--- begin RECORDS PROVIDED ---
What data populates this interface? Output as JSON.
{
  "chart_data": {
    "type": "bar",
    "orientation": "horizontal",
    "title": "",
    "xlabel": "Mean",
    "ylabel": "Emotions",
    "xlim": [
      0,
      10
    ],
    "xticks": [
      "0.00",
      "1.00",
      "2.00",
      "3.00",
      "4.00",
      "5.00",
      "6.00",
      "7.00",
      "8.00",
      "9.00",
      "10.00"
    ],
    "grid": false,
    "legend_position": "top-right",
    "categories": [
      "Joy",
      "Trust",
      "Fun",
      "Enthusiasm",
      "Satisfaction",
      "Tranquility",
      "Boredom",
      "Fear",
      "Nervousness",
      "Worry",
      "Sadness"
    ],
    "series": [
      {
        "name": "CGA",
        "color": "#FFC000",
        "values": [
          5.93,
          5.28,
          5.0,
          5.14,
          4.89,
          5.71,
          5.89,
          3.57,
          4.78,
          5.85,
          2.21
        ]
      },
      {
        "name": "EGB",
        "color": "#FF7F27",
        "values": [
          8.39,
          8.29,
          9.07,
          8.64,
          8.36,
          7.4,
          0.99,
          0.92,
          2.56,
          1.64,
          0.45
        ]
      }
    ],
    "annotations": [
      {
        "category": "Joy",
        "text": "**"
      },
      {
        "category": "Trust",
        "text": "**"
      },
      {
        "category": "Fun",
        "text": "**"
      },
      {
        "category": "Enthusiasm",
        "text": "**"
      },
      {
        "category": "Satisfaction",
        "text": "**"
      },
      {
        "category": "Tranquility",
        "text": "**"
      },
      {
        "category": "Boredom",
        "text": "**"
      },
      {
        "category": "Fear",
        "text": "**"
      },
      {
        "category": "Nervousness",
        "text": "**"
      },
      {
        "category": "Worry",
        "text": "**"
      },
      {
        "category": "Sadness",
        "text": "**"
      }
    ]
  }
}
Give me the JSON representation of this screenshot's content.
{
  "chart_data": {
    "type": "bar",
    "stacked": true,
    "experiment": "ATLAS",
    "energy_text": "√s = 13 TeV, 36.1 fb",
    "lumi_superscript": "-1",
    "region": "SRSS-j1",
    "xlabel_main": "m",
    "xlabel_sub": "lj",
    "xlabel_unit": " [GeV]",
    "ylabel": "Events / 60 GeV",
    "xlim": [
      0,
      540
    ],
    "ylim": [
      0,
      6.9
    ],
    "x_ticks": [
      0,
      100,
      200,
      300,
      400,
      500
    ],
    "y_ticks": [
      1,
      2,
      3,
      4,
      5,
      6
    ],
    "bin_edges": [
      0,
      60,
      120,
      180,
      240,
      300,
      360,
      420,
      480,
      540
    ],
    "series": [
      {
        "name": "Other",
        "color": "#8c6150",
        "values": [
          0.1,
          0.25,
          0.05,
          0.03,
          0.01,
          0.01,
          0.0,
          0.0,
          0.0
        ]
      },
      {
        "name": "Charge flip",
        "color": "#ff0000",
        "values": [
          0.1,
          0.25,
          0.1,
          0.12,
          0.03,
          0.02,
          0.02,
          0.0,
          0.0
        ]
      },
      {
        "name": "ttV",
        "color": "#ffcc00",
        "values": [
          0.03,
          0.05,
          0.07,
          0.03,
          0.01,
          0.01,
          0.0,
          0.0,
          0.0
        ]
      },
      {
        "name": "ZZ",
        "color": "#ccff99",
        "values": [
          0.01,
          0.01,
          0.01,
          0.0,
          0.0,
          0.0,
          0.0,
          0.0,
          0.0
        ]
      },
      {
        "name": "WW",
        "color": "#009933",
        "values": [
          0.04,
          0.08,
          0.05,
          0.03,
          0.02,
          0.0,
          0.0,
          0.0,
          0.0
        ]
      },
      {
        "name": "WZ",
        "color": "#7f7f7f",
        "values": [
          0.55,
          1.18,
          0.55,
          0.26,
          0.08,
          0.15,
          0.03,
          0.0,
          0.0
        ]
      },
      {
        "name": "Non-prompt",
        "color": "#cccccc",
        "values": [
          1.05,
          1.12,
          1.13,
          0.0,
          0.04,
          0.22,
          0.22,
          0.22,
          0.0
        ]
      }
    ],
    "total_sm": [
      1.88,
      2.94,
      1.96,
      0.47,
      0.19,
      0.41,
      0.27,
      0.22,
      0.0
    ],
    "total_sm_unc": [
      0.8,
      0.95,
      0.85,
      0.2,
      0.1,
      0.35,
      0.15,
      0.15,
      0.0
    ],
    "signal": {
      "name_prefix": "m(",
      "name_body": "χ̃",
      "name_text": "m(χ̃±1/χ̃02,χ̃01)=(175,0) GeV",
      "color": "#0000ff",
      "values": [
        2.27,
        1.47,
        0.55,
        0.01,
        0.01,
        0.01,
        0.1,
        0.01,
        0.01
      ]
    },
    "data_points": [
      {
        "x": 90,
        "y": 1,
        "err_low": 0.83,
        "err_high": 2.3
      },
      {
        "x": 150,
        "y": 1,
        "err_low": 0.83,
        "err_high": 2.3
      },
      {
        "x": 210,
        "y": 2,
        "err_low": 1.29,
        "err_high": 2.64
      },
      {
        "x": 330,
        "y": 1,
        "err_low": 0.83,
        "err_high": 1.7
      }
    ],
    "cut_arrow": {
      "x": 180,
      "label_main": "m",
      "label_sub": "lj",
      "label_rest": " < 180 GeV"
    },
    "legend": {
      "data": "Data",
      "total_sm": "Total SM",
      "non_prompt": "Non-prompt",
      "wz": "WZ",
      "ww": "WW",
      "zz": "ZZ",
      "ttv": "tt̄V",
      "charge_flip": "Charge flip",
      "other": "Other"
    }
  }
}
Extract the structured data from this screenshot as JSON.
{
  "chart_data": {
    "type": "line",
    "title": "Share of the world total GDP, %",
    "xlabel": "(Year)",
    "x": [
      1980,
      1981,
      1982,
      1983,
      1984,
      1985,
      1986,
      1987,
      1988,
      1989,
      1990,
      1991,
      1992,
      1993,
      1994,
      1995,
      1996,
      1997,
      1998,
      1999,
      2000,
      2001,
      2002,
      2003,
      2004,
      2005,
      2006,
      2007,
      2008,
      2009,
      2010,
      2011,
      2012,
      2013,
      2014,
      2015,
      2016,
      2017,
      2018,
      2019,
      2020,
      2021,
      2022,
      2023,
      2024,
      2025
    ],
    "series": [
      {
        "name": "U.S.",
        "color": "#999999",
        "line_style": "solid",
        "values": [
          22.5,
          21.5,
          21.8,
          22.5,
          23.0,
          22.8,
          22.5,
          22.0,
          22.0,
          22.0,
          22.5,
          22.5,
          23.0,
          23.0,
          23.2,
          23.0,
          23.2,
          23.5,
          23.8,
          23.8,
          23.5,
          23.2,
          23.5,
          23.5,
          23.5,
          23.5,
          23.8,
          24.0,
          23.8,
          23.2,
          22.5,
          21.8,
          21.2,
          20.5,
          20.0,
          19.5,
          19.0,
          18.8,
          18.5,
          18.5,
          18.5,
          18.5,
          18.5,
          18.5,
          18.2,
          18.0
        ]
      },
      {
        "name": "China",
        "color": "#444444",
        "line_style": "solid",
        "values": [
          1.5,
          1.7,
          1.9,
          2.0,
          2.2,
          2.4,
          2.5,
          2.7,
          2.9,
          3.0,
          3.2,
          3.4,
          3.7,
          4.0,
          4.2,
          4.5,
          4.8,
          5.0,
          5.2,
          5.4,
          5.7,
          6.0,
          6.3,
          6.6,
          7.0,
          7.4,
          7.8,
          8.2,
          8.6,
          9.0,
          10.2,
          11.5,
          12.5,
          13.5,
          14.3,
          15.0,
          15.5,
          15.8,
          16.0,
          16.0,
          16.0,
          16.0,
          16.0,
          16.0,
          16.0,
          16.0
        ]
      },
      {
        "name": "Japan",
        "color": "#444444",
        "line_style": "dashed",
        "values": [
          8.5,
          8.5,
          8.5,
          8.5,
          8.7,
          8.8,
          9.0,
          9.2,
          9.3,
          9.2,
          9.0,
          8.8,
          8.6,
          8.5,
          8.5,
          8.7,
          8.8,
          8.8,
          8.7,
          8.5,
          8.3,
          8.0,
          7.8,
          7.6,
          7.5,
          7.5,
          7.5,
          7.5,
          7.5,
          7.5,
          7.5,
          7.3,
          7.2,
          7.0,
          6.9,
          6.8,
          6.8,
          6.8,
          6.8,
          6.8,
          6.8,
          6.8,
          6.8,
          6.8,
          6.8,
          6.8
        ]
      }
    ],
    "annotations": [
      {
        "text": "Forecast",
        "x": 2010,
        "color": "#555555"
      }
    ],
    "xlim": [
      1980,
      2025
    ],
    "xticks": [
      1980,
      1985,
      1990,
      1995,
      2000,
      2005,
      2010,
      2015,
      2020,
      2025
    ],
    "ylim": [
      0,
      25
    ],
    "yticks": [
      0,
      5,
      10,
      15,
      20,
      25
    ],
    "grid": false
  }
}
--- end RECORDS PROVIDED ---
• _WORK TO BE COMPLETED_
Find all lines with "Satisfaction" in them and copy each one.

• _TASK SOLUTION_
      "Satisfaction",
        "category": "Satisfaction",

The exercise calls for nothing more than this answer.